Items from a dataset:
________________________________________
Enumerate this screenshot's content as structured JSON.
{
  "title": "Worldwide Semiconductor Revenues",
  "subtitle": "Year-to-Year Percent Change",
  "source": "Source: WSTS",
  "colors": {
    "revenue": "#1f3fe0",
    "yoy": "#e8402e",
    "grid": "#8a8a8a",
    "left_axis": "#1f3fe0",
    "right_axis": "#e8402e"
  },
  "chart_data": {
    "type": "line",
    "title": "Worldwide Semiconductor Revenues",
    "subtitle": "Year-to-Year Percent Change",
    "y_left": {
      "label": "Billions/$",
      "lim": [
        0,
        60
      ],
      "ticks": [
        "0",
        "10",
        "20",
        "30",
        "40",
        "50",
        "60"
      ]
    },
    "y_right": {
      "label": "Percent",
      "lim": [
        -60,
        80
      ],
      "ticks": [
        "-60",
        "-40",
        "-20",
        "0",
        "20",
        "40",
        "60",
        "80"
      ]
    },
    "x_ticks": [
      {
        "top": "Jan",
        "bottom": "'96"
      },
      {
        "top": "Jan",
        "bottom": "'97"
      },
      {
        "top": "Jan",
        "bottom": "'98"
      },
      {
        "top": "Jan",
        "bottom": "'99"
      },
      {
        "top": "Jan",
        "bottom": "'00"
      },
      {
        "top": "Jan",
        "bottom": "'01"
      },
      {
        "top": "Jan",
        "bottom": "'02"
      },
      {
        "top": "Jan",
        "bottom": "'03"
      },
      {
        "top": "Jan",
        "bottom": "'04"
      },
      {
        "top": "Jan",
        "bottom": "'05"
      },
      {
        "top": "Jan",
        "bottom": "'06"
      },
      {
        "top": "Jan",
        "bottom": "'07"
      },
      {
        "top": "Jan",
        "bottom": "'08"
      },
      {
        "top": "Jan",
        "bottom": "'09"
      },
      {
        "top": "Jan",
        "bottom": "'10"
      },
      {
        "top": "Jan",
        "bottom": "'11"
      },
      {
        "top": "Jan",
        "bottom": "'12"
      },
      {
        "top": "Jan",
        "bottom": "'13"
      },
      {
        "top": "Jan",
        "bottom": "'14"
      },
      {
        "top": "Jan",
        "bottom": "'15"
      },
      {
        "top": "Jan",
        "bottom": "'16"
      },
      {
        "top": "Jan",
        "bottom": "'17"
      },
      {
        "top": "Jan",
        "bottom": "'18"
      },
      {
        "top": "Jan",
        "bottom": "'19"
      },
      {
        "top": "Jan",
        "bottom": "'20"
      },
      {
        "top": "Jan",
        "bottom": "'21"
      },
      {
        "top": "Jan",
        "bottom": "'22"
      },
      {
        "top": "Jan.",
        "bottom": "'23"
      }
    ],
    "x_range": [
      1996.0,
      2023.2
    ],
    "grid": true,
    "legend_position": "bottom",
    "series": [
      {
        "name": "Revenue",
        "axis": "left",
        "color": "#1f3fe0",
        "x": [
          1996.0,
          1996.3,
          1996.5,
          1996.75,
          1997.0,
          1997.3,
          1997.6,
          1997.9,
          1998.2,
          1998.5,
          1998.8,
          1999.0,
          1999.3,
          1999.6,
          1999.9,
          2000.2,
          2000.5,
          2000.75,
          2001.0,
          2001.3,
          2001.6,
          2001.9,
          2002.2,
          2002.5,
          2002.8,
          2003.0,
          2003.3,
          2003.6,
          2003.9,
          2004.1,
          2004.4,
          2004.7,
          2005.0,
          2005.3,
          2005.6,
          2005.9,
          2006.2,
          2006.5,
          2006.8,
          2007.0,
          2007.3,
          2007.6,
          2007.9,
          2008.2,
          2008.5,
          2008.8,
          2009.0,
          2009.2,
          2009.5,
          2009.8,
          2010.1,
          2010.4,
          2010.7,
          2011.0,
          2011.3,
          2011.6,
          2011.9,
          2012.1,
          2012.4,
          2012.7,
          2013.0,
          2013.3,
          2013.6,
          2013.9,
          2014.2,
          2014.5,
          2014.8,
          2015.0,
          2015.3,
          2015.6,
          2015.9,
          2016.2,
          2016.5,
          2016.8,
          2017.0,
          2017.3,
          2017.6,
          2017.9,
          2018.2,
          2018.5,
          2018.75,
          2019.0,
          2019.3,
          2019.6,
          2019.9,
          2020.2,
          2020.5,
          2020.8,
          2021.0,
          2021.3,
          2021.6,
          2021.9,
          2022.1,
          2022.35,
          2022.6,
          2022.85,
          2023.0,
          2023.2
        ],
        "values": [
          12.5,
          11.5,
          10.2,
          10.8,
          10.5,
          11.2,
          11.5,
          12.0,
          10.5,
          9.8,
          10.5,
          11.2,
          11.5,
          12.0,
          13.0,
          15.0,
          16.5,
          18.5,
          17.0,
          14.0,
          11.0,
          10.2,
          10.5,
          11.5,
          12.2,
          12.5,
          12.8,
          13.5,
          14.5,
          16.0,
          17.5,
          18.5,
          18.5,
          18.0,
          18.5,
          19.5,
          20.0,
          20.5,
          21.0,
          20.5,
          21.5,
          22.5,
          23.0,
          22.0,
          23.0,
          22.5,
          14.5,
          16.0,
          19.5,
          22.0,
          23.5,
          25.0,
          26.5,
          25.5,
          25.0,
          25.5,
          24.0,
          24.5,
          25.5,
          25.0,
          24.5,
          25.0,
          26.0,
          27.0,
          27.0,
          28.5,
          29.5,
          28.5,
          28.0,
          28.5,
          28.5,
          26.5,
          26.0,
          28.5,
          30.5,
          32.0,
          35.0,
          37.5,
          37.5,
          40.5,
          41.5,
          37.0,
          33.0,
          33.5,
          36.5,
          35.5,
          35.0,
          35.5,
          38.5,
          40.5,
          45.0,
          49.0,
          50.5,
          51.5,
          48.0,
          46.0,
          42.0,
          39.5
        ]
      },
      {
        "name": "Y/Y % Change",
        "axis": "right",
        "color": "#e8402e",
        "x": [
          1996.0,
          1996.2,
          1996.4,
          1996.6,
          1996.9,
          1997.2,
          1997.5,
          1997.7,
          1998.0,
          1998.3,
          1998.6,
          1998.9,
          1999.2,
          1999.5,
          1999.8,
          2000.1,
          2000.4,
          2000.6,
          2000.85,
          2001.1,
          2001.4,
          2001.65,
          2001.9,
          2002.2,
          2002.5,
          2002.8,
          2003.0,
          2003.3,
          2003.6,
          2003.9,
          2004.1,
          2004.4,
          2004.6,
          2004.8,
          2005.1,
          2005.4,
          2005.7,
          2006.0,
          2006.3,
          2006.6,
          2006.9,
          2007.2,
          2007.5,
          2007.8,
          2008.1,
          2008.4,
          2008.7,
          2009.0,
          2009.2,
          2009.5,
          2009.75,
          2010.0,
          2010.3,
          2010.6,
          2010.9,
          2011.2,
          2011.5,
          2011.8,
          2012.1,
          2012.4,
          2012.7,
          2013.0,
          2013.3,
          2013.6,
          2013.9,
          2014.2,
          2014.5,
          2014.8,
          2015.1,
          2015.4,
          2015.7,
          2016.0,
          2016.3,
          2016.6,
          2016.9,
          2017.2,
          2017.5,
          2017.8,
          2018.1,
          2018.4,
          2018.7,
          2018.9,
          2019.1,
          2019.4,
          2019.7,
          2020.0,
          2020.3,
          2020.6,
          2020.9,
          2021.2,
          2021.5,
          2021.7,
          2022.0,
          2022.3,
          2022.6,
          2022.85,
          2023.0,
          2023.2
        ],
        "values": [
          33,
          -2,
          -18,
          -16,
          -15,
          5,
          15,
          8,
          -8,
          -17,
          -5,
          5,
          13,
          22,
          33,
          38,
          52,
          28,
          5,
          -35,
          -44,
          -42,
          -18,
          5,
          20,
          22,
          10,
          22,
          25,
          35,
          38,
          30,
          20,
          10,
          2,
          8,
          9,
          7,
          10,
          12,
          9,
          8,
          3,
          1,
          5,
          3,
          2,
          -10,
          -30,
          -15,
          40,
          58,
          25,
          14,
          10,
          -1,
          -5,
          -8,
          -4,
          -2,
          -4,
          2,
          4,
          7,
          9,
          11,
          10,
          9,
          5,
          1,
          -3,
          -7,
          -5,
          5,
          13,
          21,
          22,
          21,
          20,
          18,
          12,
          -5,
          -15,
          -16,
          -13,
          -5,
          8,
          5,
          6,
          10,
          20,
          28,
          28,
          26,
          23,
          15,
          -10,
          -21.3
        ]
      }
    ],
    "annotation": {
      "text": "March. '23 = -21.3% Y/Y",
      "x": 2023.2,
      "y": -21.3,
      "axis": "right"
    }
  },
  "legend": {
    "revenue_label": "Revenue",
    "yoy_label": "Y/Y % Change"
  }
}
________________________________________
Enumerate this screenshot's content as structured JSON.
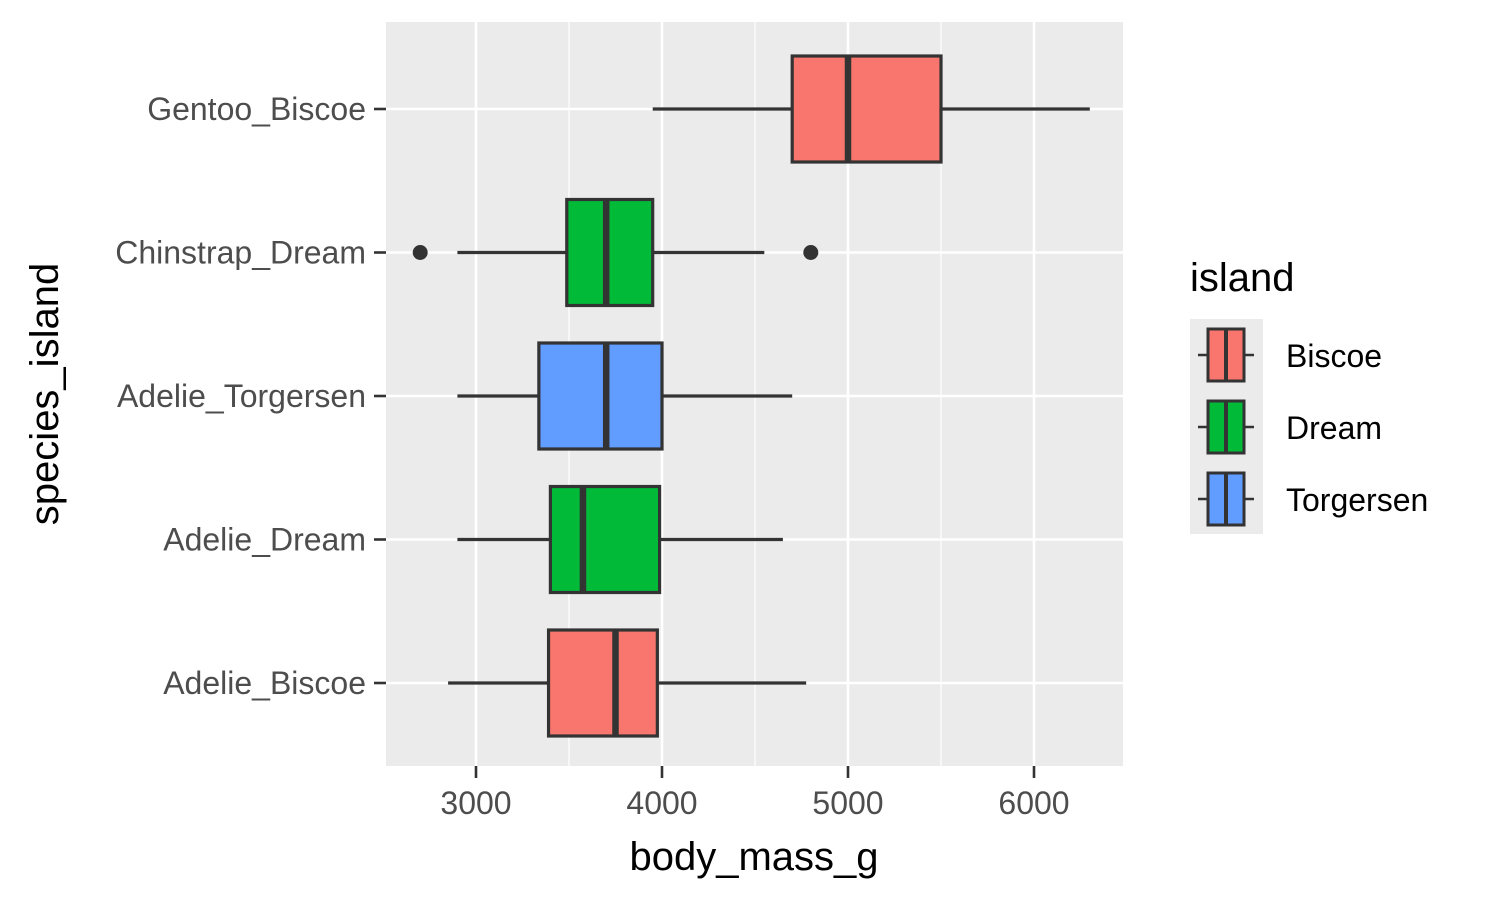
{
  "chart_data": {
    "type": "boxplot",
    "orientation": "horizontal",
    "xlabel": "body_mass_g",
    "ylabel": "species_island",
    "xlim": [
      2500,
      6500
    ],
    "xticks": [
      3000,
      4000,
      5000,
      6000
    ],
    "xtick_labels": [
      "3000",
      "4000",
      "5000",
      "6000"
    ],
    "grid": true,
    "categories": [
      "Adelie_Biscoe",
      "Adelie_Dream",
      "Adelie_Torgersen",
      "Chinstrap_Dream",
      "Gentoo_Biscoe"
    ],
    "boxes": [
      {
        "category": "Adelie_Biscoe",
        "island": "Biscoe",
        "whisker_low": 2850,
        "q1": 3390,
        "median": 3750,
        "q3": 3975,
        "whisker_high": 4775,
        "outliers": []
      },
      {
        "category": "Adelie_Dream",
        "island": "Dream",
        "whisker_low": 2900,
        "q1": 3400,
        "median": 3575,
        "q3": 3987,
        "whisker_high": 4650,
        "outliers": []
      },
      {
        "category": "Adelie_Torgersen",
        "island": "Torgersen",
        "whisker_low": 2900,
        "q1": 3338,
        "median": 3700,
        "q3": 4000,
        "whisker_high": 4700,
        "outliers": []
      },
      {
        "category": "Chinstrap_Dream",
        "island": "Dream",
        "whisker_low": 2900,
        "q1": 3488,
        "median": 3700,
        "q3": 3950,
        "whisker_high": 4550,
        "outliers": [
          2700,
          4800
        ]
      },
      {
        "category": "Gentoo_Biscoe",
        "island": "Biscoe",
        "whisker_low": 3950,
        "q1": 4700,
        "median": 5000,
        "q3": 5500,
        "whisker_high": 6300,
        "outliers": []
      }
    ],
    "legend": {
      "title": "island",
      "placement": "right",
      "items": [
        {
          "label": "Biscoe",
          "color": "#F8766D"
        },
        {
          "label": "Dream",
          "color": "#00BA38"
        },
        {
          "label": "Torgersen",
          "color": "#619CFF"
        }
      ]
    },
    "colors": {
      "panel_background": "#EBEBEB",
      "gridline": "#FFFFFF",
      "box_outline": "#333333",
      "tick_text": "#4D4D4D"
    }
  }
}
________________________________________
Above are the records. Identify each line that contains the word "Worldwide".

Result of this task:
  "title": "Worldwide Semiconductor Revenues",
    "title": "Worldwide Semiconductor Revenues",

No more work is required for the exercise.